# [Description of the task]
From the material below, list every line containing "Katie".

▬▬▬▬▬▬▬▬▬▬

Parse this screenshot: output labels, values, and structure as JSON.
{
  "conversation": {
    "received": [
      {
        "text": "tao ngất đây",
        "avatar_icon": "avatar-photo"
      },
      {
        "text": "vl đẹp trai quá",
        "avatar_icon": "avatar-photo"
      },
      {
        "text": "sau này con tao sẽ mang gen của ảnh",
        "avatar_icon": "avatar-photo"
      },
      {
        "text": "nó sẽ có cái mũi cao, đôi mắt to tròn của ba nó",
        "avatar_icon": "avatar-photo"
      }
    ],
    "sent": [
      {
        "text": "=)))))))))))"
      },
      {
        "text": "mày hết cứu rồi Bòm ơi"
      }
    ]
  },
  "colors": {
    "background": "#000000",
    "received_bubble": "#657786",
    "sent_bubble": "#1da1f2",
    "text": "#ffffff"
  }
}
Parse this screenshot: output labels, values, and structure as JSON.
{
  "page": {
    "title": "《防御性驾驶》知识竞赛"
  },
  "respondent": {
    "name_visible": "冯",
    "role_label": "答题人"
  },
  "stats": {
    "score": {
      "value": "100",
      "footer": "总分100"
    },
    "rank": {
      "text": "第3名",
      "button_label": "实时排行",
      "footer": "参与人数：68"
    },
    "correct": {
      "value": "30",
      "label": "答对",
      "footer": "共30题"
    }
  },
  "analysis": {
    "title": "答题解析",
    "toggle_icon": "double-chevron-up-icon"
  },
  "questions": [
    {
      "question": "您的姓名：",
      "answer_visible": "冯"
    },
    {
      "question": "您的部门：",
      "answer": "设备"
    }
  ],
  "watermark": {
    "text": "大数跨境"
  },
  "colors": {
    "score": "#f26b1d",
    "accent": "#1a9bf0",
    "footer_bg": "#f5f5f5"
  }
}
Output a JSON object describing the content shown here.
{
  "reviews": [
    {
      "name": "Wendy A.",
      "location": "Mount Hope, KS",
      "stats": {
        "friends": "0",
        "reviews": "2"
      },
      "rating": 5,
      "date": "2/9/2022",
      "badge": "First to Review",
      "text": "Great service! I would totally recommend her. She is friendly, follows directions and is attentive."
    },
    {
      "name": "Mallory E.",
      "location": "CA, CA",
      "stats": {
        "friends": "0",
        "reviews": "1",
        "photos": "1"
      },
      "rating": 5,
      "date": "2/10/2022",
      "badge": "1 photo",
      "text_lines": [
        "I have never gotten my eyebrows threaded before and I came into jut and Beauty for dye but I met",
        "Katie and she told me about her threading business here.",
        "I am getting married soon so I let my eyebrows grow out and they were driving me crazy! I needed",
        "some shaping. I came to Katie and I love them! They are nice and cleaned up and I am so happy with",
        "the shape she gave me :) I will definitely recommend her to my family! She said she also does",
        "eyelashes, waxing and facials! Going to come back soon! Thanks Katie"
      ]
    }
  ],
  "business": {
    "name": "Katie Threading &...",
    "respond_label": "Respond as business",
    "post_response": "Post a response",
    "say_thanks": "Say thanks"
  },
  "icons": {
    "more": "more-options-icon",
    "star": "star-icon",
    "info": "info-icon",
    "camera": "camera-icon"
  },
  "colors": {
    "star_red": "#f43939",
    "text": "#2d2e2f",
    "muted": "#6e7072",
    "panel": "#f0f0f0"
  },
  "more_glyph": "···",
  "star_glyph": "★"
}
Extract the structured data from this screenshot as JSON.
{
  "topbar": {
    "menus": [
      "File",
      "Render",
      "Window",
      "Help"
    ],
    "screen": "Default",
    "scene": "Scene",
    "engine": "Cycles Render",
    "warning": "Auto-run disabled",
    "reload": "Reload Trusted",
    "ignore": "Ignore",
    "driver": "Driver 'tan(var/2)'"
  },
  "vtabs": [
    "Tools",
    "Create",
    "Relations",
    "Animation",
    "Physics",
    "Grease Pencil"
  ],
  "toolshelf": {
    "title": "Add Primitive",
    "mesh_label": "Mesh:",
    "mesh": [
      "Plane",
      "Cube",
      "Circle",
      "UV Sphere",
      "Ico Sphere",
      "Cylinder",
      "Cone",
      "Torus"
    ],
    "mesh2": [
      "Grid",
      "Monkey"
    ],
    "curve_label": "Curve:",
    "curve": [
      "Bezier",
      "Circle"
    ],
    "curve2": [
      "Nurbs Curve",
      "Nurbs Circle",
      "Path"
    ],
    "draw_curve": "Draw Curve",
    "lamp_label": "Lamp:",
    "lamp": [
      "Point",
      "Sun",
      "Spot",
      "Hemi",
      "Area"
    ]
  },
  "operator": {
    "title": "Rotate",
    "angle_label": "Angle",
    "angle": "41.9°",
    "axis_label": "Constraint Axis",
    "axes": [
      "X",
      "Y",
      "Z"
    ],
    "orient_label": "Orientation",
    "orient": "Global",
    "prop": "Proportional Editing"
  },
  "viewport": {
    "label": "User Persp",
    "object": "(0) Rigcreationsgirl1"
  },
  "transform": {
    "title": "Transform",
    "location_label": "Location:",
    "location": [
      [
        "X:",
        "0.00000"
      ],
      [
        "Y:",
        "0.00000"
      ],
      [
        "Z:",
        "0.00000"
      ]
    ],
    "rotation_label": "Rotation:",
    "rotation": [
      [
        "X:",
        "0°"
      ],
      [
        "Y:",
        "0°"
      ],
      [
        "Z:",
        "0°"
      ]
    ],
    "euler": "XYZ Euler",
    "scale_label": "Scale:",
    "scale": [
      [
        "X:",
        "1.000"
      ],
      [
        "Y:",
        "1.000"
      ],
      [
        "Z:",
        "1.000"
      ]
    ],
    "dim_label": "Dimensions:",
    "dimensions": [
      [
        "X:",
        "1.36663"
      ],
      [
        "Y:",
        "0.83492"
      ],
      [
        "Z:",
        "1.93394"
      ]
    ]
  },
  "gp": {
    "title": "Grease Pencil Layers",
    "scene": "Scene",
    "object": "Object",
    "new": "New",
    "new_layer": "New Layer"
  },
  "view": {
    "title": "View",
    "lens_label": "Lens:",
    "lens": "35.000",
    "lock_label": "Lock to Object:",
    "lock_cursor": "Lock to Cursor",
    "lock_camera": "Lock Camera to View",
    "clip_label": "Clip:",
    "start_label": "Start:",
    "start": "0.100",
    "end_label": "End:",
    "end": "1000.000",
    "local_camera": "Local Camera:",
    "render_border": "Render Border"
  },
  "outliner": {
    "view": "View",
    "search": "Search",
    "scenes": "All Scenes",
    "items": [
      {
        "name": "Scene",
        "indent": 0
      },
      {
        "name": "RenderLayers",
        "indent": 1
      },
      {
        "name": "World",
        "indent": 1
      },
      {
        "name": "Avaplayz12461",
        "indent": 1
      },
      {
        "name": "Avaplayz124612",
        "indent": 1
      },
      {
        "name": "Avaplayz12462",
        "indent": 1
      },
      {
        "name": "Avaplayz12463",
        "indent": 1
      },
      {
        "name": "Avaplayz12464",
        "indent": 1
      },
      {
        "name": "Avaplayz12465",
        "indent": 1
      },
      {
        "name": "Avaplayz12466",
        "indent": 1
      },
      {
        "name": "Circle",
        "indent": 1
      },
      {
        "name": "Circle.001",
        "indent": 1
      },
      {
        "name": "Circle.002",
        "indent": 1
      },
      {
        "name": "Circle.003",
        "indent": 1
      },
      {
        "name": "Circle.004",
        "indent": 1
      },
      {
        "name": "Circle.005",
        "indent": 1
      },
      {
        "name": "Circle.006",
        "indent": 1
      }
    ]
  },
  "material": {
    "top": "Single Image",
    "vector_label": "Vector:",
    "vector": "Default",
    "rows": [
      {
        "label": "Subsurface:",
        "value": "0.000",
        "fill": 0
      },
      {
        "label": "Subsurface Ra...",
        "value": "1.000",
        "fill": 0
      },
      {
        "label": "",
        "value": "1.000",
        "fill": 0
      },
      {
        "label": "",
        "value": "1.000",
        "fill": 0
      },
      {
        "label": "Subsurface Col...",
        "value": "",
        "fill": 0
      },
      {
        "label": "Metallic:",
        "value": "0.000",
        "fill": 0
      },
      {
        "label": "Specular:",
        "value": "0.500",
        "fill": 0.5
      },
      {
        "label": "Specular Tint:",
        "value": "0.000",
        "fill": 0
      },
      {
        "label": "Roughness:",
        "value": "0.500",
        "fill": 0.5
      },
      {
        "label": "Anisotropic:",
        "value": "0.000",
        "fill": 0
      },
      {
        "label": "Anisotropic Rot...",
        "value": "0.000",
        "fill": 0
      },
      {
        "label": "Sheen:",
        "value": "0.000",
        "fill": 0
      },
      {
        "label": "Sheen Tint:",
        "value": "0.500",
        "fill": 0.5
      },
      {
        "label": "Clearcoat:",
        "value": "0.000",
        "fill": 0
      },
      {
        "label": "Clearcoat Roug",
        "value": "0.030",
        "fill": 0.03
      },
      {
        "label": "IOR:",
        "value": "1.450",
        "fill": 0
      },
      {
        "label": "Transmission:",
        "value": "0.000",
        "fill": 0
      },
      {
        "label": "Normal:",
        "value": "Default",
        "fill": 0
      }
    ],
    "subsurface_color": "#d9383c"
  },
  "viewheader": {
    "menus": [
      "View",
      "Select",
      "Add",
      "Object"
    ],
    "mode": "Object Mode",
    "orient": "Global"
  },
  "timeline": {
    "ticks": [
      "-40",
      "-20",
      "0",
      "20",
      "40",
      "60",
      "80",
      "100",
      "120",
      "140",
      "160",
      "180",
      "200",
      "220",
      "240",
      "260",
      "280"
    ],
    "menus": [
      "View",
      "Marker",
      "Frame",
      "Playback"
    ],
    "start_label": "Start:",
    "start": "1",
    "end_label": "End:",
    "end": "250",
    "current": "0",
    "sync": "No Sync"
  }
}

▬▬▬▬▬▬▬▬▬▬

# [Answer to this problem]
        "Katie and she told me about her threading business here.",
        "some shaping. I came to Katie and I love them! They are nice and cleaned up and I am so happy with",
        "eyelashes, waxing and facials! Going to come back soon! Thanks Katie"
    "name": "Katie Threading &...",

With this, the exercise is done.